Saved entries
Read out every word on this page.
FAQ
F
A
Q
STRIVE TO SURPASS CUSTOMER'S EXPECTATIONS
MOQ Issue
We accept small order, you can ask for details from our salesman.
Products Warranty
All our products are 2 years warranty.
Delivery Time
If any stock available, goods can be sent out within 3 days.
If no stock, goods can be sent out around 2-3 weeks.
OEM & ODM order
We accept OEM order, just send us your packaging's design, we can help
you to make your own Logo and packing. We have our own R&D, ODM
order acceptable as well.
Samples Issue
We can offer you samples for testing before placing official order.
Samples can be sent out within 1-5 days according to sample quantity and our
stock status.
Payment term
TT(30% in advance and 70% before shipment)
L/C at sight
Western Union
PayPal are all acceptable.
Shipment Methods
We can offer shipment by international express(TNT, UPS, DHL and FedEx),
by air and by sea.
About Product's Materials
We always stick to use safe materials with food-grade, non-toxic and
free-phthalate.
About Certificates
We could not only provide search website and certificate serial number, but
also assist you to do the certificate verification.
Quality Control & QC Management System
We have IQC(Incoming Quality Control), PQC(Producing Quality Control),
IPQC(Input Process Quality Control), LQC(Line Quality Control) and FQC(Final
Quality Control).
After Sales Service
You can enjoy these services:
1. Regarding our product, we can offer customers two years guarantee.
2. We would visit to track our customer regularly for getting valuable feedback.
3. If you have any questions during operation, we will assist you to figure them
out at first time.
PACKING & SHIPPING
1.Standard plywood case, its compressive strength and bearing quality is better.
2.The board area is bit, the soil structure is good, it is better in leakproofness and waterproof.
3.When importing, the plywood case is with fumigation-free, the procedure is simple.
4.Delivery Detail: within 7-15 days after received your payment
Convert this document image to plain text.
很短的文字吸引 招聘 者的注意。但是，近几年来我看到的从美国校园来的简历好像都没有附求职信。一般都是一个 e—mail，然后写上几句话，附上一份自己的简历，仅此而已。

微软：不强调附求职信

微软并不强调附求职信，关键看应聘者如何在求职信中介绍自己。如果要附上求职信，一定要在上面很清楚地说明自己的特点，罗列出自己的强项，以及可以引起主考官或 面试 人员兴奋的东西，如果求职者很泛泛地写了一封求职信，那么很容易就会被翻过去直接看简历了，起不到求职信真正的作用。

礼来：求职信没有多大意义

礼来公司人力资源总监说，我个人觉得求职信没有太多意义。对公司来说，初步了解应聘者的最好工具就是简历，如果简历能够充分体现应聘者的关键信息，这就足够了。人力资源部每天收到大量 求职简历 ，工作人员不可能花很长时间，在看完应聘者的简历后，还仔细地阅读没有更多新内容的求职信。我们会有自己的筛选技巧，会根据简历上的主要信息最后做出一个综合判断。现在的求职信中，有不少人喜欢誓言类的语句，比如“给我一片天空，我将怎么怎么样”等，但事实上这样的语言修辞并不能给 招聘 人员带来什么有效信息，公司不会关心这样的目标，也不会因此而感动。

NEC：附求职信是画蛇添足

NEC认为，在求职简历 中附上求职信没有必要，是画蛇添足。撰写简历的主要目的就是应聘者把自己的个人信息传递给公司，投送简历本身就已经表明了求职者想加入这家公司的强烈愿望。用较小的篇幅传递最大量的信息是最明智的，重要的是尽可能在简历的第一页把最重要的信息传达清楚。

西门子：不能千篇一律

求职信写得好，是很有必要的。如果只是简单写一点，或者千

◆ Task statement ◆
Write out again, exactly, the lines from the one holding "Convert this document image to plain text." through the end of the listing, with both ends included.

◆ Task answer ◆
Convert this document image to plain text.
很短的文字吸引 招聘 者的注意。但是，近几年来我看到的从美国校园来的简历好像都没有附求职信。一般都是一个 e—mail，然后写上几句话，附上一份自己的简历，仅此而已。

微软：不强调附求职信

微软并不强调附求职信，关键看应聘者如何在求职信中介绍自己。如果要附上求职信，一定要在上面很清楚地说明自己的特点，罗列出自己的强项，以及可以引起主考官或 面试 人员兴奋的东西，如果求职者很泛泛地写了一封求职信，那么很容易就会被翻过去直接看简历了，起不到求职信真正的作用。

礼来：求职信没有多大意义

礼来公司人力资源总监说，我个人觉得求职信没有太多意义。对公司来说，初步了解应聘者的最好工具就是简历，如果简历能够充分体现应聘者的关键信息，这就足够了。人力资源部每天收到大量 求职简历 ，工作人员不可能花很长时间，在看完应聘者的简历后，还仔细地阅读没有更多新内容的求职信。我们会有自己的筛选技巧，会根据简历上的主要信息最后做出一个综合判断。现在的求职信中，有不少人喜欢誓言类的语句，比如“给我一片天空，我将怎么怎么样”等，但事实上这样的语言修辞并不能给 招聘 人员带来什么有效信息，公司不会关心这样的目标，也不会因此而感动。

NEC：附求职信是画蛇添足

NEC认为，在求职简历 中附上求职信没有必要，是画蛇添足。撰写简历的主要目的就是应聘者把自己的个人信息传递给公司，投送简历本身就已经表明了求职者想加入这家公司的强烈愿望。用较小的篇幅传递最大量的信息是最明智的，重要的是尽可能在简历的第一页把最重要的信息传达清楚。

西门子：不能千篇一律

求职信写得好，是很有必要的。如果只是简单写一点，或者千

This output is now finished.